- What is required
Reproduce the entries without changes, starting with the first line and continuing through the line that contains "y-tick-label: 2 [83,461,92,477]", with both of those lines included.

- Stored data
--------------------------------------------------

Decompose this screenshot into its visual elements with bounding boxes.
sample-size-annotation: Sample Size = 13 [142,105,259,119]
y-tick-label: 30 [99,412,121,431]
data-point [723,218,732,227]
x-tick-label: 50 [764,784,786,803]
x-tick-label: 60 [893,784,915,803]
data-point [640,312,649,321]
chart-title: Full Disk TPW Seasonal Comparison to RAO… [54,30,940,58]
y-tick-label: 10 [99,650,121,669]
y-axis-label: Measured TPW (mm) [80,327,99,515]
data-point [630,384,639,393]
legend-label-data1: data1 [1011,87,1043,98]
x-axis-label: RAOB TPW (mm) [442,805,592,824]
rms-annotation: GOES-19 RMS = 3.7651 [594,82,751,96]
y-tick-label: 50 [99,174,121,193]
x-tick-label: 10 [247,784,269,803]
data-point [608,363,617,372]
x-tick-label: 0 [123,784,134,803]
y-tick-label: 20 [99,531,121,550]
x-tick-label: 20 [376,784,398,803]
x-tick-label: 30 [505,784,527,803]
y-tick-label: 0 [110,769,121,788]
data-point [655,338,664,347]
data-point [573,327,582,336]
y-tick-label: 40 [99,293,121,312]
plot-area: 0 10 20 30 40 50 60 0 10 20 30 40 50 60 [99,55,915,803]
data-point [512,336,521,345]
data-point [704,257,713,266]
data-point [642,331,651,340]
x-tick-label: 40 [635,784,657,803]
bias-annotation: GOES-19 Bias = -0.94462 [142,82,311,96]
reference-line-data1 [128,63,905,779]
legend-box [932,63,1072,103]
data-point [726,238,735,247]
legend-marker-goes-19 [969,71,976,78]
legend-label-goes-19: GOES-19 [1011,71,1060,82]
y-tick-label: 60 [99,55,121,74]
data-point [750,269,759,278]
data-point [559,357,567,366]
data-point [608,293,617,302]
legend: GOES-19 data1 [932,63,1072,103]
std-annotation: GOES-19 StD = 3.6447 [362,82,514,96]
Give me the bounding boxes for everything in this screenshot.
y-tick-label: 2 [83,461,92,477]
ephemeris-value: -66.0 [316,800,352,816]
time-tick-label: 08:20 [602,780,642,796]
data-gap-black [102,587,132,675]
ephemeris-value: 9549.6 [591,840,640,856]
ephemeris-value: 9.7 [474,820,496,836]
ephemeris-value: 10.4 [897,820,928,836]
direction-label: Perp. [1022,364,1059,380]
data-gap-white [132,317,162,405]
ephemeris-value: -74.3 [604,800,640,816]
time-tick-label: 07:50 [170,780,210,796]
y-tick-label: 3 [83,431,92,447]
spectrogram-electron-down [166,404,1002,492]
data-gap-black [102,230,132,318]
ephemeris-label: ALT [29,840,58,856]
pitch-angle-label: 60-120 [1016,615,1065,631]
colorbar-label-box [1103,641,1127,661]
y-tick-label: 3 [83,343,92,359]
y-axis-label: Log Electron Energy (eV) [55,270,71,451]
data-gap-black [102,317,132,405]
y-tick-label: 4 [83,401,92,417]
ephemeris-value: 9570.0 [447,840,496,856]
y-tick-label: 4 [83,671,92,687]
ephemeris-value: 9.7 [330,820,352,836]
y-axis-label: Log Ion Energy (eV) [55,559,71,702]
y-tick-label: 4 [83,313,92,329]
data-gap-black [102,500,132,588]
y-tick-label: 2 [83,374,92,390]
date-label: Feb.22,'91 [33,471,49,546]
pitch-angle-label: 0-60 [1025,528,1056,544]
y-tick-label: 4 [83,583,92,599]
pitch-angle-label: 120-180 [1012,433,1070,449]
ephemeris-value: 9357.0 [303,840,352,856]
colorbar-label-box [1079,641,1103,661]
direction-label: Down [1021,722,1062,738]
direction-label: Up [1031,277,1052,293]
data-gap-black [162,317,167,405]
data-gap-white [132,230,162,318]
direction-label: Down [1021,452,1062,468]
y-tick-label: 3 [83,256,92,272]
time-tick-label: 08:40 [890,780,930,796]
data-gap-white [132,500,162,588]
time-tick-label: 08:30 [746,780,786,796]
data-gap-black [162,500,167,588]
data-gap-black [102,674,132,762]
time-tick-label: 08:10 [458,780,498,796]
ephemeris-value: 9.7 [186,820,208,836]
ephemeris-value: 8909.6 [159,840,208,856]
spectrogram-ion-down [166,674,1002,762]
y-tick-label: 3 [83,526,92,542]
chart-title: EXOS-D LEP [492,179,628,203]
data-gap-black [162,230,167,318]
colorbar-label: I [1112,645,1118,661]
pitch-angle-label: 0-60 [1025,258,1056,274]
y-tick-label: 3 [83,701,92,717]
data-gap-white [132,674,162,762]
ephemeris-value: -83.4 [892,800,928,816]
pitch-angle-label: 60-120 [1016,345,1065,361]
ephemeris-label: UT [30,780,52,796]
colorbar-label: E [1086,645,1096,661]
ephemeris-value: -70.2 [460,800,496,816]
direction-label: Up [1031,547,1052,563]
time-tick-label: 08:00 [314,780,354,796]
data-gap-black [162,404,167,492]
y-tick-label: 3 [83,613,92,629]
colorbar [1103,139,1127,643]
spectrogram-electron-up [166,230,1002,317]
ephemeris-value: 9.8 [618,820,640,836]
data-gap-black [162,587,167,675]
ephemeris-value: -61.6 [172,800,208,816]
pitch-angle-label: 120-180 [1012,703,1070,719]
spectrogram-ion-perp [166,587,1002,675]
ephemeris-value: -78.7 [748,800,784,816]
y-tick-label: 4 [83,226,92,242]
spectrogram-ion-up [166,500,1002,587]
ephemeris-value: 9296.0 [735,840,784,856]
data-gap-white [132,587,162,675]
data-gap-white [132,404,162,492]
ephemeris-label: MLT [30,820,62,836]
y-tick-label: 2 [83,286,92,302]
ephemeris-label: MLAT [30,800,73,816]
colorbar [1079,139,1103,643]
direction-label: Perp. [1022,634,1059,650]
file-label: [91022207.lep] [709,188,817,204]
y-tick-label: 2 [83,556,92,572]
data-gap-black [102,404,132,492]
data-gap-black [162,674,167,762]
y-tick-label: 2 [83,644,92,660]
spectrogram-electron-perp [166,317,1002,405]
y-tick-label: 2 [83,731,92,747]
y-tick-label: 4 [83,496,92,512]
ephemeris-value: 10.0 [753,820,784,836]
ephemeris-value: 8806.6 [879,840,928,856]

--------------------------------------------------

- The answer
Decompose this screenshot into its visual elements with bounding boxes.
sample-size-annotation: Sample Size = 13 [142,105,259,119]
y-tick-label: 30 [99,412,121,431]
data-point [723,218,732,227]
x-tick-label: 50 [764,784,786,803]
x-tick-label: 60 [893,784,915,803]
data-point [640,312,649,321]
chart-title: Full Disk TPW Seasonal Comparison to RAO… [54,30,940,58]
y-tick-label: 10 [99,650,121,669]
y-axis-label: Measured TPW (mm) [80,327,99,515]
data-point [630,384,639,393]
legend-label-data1: data1 [1011,87,1043,98]
x-axis-label: RAOB TPW (mm) [442,805,592,824]
rms-annotation: GOES-19 RMS = 3.7651 [594,82,751,96]
y-tick-label: 50 [99,174,121,193]
x-tick-label: 10 [247,784,269,803]
data-point [608,363,617,372]
x-tick-label: 0 [123,784,134,803]
y-tick-label: 20 [99,531,121,550]
x-tick-label: 20 [376,784,398,803]
x-tick-label: 30 [505,784,527,803]
y-tick-label: 0 [110,769,121,788]
data-point [655,338,664,347]
data-point [573,327,582,336]
y-tick-label: 40 [99,293,121,312]
plot-area: 0 10 20 30 40 50 60 0 10 20 30 40 50 60 [99,55,915,803]
data-point [512,336,521,345]
data-point [704,257,713,266]
data-point [642,331,651,340]
x-tick-label: 40 [635,784,657,803]
bias-annotation: GOES-19 Bias = -0.94462 [142,82,311,96]
reference-line-data1 [128,63,905,779]
legend-box [932,63,1072,103]
data-point [726,238,735,247]
legend-marker-goes-19 [969,71,976,78]
legend-label-goes-19: GOES-19 [1011,71,1060,82]
y-tick-label: 60 [99,55,121,74]
data-point [750,269,759,278]
data-point [559,357,567,366]
data-point [608,293,617,302]
legend: GOES-19 data1 [932,63,1072,103]
std-annotation: GOES-19 StD = 3.6447 [362,82,514,96]
Give me the bounding boxes for everything in this screenshot.
y-tick-label: 2 [83,461,92,477]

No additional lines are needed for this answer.